Your task is to locate every line holding the string "content" and to copy each of them.

---

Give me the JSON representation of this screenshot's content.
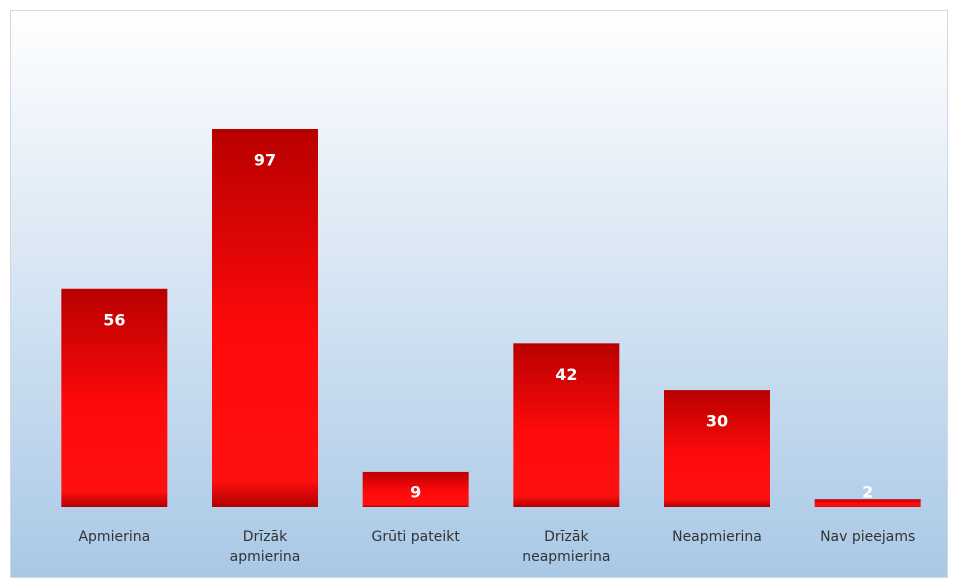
{
  "chart_data": {
    "type": "bar",
    "categories": [
      "Apmierina",
      "Drīzāk apmierina",
      "Grūti pateikt",
      "Drīzāk neapmierina",
      "Neapmierina",
      "Nav pieejams"
    ],
    "values": [
      56,
      97,
      9,
      42,
      30,
      2
    ],
    "color": "#ff0000"
  }
}
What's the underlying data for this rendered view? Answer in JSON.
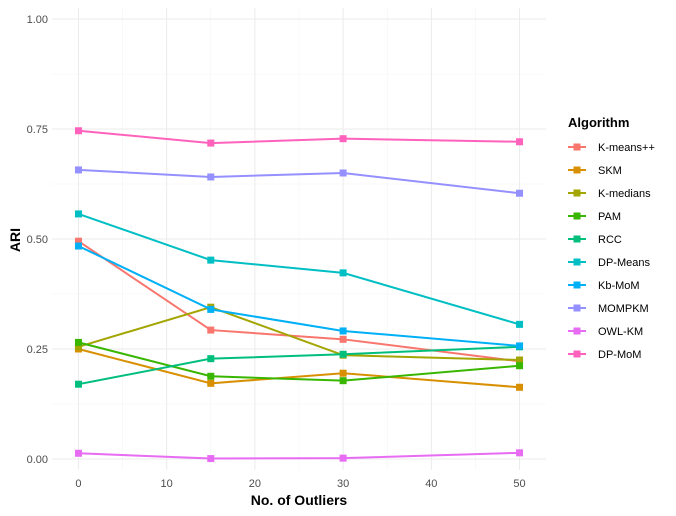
{
  "chart_data": {
    "type": "line",
    "xlabel": "No. of Outliers",
    "ylabel": "ARI",
    "xlim": [
      -3,
      53
    ],
    "ylim": [
      -0.025,
      1.025
    ],
    "x_ticks": [
      0,
      10,
      20,
      30,
      40,
      50
    ],
    "x_tick_labels": [
      "0",
      "10",
      "20",
      "30",
      "40",
      "50"
    ],
    "y_ticks": [
      0,
      0.25,
      0.5,
      0.75,
      1
    ],
    "y_tick_labels": [
      "0.00",
      "0.25",
      "0.50",
      "0.75",
      "1.00"
    ],
    "grid": true,
    "legend_title": "Algorithm",
    "legend_position": "right",
    "x": [
      0,
      15,
      30,
      50
    ],
    "series": [
      {
        "name": "K-means++",
        "color": "#F8766D",
        "values": [
          0.495,
          0.293,
          0.272,
          0.222
        ]
      },
      {
        "name": "SKM",
        "color": "#D89000",
        "values": [
          0.25,
          0.172,
          0.195,
          0.163
        ]
      },
      {
        "name": "K-medians",
        "color": "#A3A500",
        "values": [
          0.255,
          0.345,
          0.236,
          0.225
        ]
      },
      {
        "name": "PAM",
        "color": "#39B600",
        "values": [
          0.265,
          0.188,
          0.178,
          0.212
        ]
      },
      {
        "name": "RCC",
        "color": "#00BF7D",
        "values": [
          0.17,
          0.228,
          0.238,
          0.255
        ]
      },
      {
        "name": "DP-Means",
        "color": "#00BFC4",
        "values": [
          0.557,
          0.452,
          0.423,
          0.306
        ]
      },
      {
        "name": "Kb-MoM",
        "color": "#00B0F6",
        "values": [
          0.484,
          0.34,
          0.291,
          0.257
        ]
      },
      {
        "name": "MOMPKM",
        "color": "#9590FF",
        "values": [
          0.657,
          0.641,
          0.65,
          0.604
        ]
      },
      {
        "name": "OWL-KM",
        "color": "#E76BF3",
        "values": [
          0.013,
          0.001,
          0.002,
          0.014
        ]
      },
      {
        "name": "DP-MoM",
        "color": "#FF62BC",
        "values": [
          0.746,
          0.718,
          0.728,
          0.721
        ]
      }
    ]
  }
}
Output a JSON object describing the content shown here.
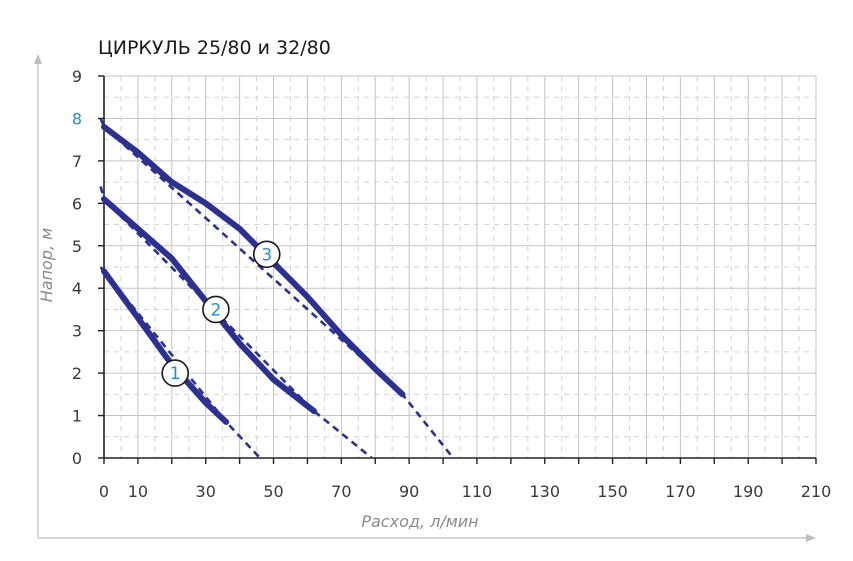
{
  "chart_data": {
    "type": "line",
    "title": "ЦИРКУЛЬ 25/80 и 32/80",
    "xlabel": "Расход, л/мин",
    "ylabel": "Напор, м",
    "xlim": [
      0,
      210
    ],
    "ylim": [
      0,
      9
    ],
    "x_ticks": [
      "0",
      "10",
      "30",
      "50",
      "70",
      "90",
      "110",
      "130",
      "150",
      "170",
      "190",
      "210"
    ],
    "x_tick_values": [
      0,
      10,
      30,
      50,
      70,
      90,
      110,
      130,
      150,
      170,
      190,
      210
    ],
    "y_ticks": [
      "0",
      "1",
      "2",
      "3",
      "4",
      "5",
      "6",
      "7",
      "8",
      "9"
    ],
    "y_tick_values": [
      0,
      1,
      2,
      3,
      4,
      5,
      6,
      7,
      8,
      9
    ],
    "highlighted_y_tick": "8",
    "grid": true,
    "line_color": "#2a3191",
    "marker_color": "#1c8fd0",
    "series": [
      {
        "marker_label": "1",
        "marker_at": [
          21,
          2.0
        ],
        "solid": [
          [
            0,
            4.4
          ],
          [
            10,
            3.3
          ],
          [
            20,
            2.2
          ],
          [
            30,
            1.3
          ],
          [
            36,
            0.85
          ]
        ],
        "dashed": [
          [
            -1,
            4.5
          ],
          [
            0,
            4.4
          ],
          [
            36,
            0.85
          ],
          [
            46,
            0
          ]
        ]
      },
      {
        "marker_label": "2",
        "marker_at": [
          33,
          3.5
        ],
        "solid": [
          [
            0,
            6.1
          ],
          [
            10,
            5.4
          ],
          [
            20,
            4.7
          ],
          [
            30,
            3.7
          ],
          [
            40,
            2.7
          ],
          [
            50,
            1.85
          ],
          [
            62,
            1.1
          ]
        ],
        "dashed": [
          [
            -1,
            6.4
          ],
          [
            0,
            6.1
          ],
          [
            62,
            1.1
          ],
          [
            79,
            0
          ]
        ]
      },
      {
        "marker_label": "3",
        "marker_at": [
          48,
          4.8
        ],
        "solid": [
          [
            0,
            7.8
          ],
          [
            10,
            7.2
          ],
          [
            20,
            6.5
          ],
          [
            30,
            6.0
          ],
          [
            40,
            5.4
          ],
          [
            50,
            4.6
          ],
          [
            60,
            3.8
          ],
          [
            70,
            2.9
          ],
          [
            80,
            2.1
          ],
          [
            88,
            1.5
          ]
        ],
        "dashed": [
          [
            -1,
            8.0
          ],
          [
            0,
            7.8
          ],
          [
            88,
            1.5
          ],
          [
            103,
            0
          ]
        ]
      }
    ]
  }
}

---

- _Solution to the problem_
Give me the JSON representation of this screenshot's content.
Output a JSON object describing the content shown here.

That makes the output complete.